* [Problem statement] Using the listing below, report all lines holding the word "Rationale".

[START OF Material to process]

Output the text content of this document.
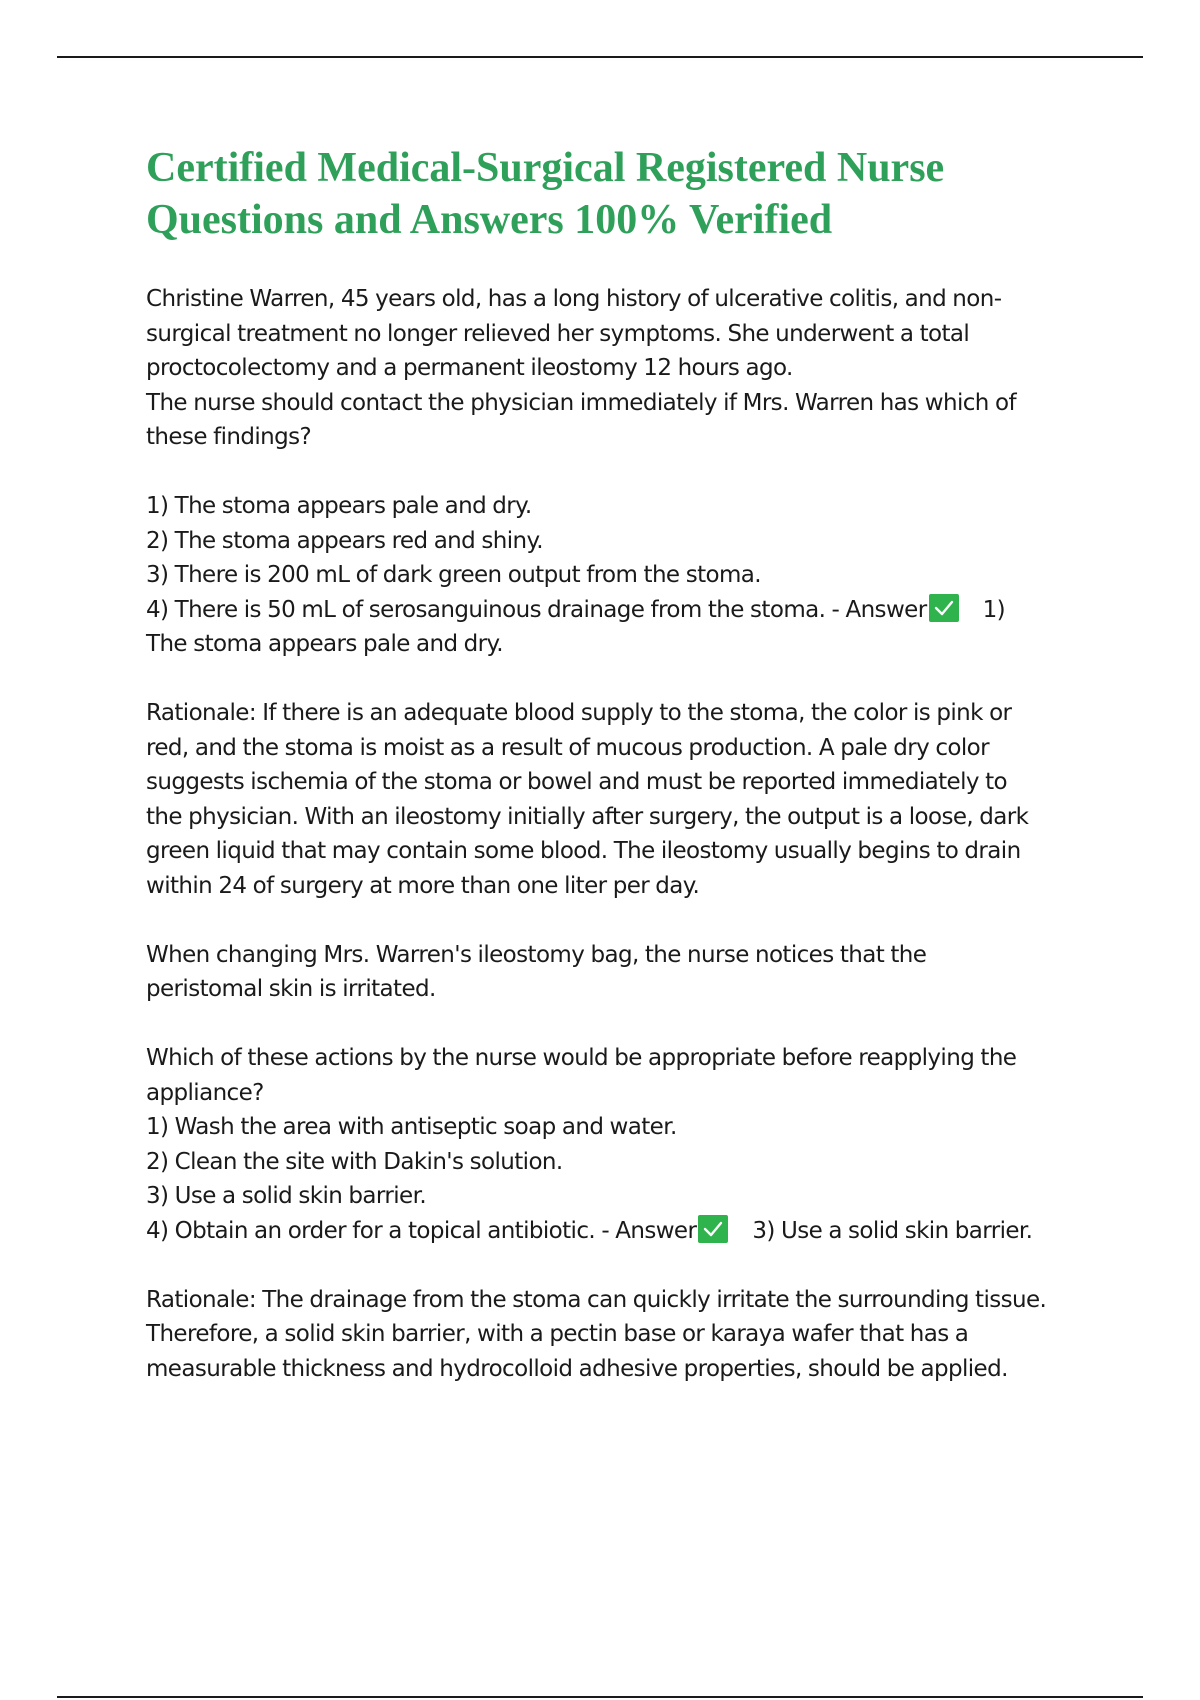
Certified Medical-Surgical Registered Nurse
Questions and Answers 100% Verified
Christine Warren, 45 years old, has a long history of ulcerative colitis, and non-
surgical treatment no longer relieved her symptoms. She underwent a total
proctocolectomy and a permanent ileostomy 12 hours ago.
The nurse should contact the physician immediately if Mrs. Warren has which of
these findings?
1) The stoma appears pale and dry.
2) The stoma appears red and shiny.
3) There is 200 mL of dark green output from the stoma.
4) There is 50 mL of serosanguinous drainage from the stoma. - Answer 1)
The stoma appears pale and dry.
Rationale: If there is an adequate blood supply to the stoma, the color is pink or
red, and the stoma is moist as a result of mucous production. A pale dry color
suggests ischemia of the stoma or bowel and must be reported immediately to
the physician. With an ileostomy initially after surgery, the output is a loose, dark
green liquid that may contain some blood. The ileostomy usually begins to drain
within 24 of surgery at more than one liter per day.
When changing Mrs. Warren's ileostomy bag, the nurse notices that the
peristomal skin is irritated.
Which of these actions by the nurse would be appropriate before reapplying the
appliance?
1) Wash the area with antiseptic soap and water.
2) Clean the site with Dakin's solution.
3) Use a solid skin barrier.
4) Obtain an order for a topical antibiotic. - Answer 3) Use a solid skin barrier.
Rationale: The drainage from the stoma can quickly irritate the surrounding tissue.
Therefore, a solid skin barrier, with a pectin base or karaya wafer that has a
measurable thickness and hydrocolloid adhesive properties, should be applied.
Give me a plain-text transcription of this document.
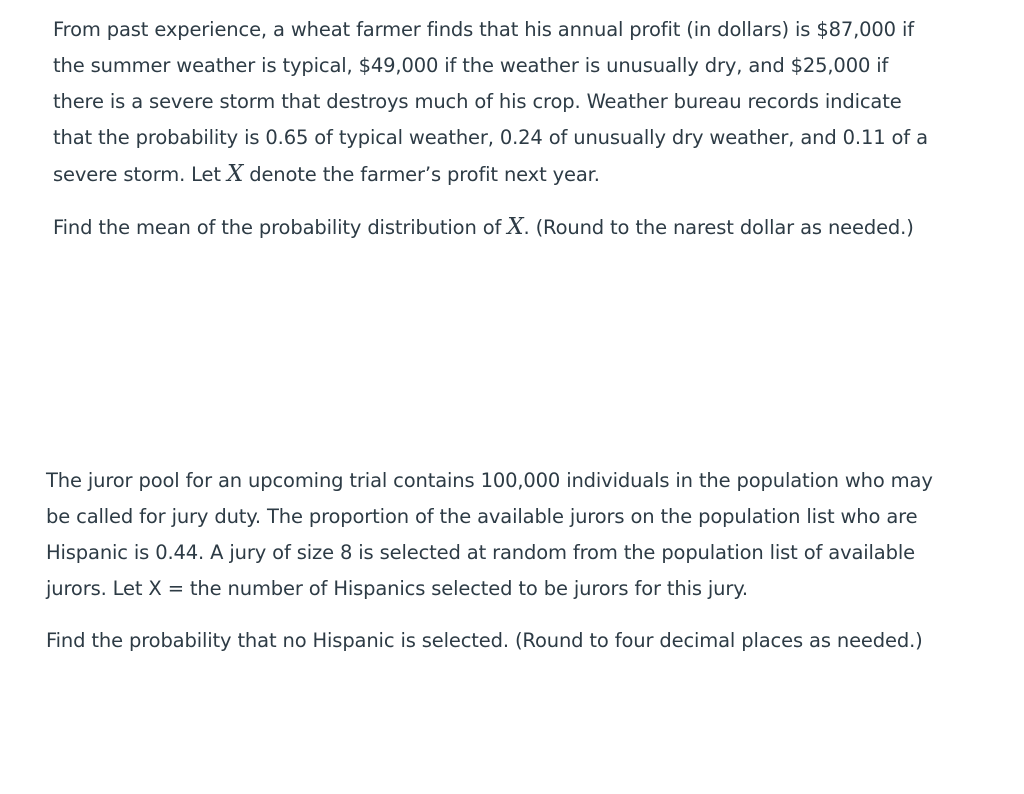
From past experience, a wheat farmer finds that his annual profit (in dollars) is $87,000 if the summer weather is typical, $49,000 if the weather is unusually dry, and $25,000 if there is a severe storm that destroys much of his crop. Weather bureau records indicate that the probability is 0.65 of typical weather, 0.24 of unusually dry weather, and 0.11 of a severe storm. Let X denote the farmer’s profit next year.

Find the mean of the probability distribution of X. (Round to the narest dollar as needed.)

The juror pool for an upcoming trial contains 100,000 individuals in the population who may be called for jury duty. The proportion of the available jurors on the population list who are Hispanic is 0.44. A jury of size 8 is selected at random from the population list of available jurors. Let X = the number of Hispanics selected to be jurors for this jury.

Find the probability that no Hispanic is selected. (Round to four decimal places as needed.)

[END OF Material to process]
[START OF Material to process]

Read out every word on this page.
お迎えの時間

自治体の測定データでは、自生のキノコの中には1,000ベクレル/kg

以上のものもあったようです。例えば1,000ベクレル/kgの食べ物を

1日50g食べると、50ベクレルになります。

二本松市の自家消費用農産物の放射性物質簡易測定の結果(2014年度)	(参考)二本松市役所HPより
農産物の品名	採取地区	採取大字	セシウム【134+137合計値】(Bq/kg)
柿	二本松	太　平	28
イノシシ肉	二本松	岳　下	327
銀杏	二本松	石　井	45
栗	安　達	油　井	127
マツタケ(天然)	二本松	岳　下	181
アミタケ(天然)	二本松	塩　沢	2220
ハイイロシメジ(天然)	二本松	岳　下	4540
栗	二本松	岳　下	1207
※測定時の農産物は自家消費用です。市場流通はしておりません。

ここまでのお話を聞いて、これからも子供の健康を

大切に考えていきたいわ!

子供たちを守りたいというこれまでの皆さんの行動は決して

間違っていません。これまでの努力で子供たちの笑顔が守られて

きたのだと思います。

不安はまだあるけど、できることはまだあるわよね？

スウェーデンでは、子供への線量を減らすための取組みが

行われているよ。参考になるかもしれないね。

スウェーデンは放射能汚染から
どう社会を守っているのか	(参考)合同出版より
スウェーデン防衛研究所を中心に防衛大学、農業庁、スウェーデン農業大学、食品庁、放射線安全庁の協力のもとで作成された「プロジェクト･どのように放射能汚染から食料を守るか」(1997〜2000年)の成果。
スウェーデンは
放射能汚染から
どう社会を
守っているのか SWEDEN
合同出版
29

[END OF Material to process]
[START OF Material to process]

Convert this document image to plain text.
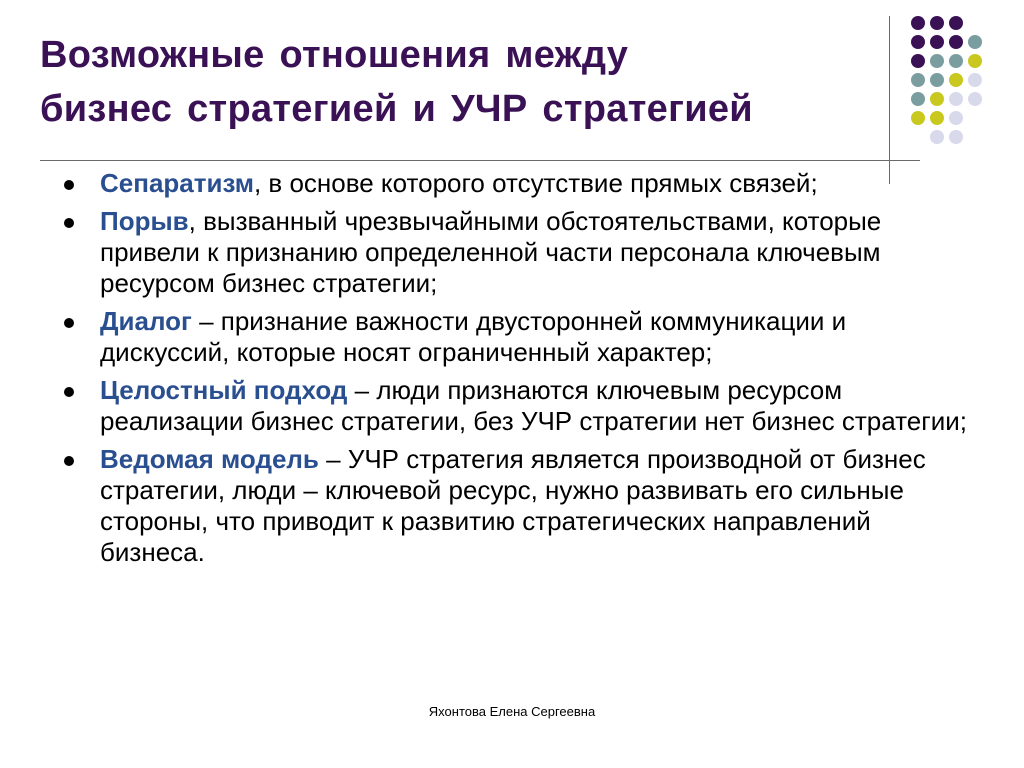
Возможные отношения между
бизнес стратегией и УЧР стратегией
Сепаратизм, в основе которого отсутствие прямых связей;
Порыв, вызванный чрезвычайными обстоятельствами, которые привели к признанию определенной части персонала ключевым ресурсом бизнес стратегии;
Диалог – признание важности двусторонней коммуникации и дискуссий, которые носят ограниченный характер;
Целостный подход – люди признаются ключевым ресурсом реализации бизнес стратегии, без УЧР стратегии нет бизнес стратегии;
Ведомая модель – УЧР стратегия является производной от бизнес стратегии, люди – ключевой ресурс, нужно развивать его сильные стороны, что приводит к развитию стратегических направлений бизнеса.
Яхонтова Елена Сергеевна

[END OF Material to process]

* [Expected answer]
Rationale: If there is an adequate blood supply to the stoma, the color is pink or
Rationale: The drainage from the stoma can quickly irritate the surrounding tissue.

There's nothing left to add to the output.